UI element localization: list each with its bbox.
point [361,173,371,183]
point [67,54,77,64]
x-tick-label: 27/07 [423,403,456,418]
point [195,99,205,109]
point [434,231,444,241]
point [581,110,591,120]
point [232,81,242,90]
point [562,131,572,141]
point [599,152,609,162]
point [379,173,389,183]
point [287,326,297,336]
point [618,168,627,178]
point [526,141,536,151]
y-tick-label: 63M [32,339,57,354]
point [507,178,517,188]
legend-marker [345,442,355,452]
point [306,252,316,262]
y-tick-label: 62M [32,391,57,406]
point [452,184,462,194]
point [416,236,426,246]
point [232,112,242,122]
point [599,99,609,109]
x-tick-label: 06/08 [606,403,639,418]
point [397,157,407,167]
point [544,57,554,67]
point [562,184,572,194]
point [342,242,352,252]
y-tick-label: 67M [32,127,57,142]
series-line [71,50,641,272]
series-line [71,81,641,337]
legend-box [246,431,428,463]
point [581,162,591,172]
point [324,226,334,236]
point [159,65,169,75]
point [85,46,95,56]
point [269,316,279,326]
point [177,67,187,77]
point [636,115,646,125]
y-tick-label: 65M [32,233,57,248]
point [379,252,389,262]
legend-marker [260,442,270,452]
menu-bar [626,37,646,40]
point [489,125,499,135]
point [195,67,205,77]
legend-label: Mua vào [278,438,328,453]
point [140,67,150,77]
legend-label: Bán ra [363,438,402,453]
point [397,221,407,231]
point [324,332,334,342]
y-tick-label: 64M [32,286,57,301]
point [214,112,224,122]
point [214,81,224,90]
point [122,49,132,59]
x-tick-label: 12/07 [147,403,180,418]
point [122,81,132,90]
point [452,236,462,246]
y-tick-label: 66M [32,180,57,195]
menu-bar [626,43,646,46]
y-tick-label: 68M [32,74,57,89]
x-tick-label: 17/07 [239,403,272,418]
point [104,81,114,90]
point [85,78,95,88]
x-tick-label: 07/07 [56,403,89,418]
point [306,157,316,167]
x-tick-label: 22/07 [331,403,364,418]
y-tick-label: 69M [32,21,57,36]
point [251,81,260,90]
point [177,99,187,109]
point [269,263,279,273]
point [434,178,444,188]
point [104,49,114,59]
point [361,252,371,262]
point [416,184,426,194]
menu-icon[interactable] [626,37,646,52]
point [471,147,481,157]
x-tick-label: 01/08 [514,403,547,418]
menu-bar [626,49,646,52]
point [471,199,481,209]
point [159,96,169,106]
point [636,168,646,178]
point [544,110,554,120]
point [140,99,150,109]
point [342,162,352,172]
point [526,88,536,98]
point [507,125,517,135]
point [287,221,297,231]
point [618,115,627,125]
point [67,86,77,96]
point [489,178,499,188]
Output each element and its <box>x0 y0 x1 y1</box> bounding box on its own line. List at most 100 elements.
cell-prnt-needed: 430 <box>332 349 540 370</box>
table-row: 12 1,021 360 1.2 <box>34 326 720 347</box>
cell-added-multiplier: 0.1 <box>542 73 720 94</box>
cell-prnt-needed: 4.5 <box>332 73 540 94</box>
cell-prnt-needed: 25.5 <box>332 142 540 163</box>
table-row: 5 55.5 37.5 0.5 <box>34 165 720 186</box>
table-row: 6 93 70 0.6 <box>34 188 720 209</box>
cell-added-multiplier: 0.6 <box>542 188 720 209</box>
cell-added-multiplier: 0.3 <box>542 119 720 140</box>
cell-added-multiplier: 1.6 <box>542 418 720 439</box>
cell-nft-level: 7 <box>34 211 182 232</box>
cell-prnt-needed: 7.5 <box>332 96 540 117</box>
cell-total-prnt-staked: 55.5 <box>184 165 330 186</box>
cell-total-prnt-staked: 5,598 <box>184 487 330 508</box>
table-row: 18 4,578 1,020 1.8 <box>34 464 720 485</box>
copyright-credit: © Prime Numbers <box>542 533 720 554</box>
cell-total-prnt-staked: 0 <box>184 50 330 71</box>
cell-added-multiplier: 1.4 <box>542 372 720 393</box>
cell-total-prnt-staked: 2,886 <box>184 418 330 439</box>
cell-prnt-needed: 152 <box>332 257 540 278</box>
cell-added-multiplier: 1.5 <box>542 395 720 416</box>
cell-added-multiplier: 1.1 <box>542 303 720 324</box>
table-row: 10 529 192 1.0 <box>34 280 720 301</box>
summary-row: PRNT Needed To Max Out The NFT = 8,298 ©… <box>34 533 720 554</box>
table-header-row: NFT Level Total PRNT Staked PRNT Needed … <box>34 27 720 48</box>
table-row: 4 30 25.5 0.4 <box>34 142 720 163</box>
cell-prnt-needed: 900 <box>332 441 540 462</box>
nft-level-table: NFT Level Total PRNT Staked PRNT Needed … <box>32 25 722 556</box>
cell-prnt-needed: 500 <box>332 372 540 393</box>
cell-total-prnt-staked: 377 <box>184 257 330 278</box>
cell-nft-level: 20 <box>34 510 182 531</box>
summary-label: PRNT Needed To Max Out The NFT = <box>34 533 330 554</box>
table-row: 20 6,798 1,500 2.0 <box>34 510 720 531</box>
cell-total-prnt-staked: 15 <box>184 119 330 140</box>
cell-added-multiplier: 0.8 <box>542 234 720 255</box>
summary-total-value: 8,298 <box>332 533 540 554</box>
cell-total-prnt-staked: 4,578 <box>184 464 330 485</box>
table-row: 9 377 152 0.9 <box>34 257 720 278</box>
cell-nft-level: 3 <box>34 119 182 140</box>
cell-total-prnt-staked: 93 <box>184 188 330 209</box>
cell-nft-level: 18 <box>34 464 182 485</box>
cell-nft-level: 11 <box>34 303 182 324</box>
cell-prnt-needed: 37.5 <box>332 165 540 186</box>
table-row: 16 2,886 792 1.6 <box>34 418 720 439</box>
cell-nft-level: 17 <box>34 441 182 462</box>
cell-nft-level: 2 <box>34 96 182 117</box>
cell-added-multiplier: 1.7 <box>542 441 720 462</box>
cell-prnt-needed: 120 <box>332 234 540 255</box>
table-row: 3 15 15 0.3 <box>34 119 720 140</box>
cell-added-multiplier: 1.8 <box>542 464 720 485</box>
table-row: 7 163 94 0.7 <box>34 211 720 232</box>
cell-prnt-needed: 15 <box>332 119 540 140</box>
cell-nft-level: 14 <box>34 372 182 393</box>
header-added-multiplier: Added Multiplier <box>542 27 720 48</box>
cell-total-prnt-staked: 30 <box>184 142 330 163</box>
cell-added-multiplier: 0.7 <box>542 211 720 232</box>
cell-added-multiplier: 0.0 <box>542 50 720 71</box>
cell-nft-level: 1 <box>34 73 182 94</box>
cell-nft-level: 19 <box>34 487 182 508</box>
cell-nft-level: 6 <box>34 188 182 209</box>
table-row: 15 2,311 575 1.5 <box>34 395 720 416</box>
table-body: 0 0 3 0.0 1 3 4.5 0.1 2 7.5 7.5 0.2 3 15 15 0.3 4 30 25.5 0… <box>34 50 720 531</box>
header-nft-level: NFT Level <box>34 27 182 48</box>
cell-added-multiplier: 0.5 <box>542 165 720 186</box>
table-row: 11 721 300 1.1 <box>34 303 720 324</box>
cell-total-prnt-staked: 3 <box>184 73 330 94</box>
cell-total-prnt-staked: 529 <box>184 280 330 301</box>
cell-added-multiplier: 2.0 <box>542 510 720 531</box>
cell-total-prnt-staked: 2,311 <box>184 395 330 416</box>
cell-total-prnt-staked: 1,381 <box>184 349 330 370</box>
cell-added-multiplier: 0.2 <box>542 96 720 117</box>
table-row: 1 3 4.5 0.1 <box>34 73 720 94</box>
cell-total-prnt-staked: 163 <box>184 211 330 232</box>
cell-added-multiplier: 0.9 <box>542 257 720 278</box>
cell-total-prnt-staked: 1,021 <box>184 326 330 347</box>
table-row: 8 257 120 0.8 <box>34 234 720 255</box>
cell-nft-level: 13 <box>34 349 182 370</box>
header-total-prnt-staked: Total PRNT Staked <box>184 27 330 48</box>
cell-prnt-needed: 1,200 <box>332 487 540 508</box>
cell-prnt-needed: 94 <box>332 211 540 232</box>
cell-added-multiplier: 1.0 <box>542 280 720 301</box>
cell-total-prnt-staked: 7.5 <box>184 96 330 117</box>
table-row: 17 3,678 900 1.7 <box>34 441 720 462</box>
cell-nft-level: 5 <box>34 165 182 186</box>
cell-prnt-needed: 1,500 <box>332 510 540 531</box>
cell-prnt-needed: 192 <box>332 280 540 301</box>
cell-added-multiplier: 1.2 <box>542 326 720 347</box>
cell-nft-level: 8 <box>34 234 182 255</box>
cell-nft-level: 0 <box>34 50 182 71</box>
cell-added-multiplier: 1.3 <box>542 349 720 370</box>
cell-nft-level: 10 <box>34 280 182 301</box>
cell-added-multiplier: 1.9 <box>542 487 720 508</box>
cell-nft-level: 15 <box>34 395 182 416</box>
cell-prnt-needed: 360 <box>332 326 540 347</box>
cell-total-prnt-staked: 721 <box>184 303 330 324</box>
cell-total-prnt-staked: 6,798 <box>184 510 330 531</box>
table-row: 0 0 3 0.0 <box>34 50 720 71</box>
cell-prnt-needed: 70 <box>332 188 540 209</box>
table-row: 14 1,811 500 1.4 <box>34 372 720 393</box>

· · ·

- **What the task asks**: Copy out everything in the entries from the very first line down through the line that contains "point [544,57,554,67]", keeping both of those lines.

- **Finished task**:
UI element localization: list each with its bbox.
point [361,173,371,183]
point [67,54,77,64]
x-tick-label: 27/07 [423,403,456,418]
point [195,99,205,109]
point [434,231,444,241]
point [581,110,591,120]
point [232,81,242,90]
point [562,131,572,141]
point [599,152,609,162]
point [379,173,389,183]
point [287,326,297,336]
point [618,168,627,178]
point [526,141,536,151]
y-tick-label: 63M [32,339,57,354]
point [507,178,517,188]
legend-marker [345,442,355,452]
point [306,252,316,262]
y-tick-label: 62M [32,391,57,406]
point [452,184,462,194]
point [416,236,426,246]
point [232,112,242,122]
point [599,99,609,109]
x-tick-label: 06/08 [606,403,639,418]
point [397,157,407,167]
point [544,57,554,67]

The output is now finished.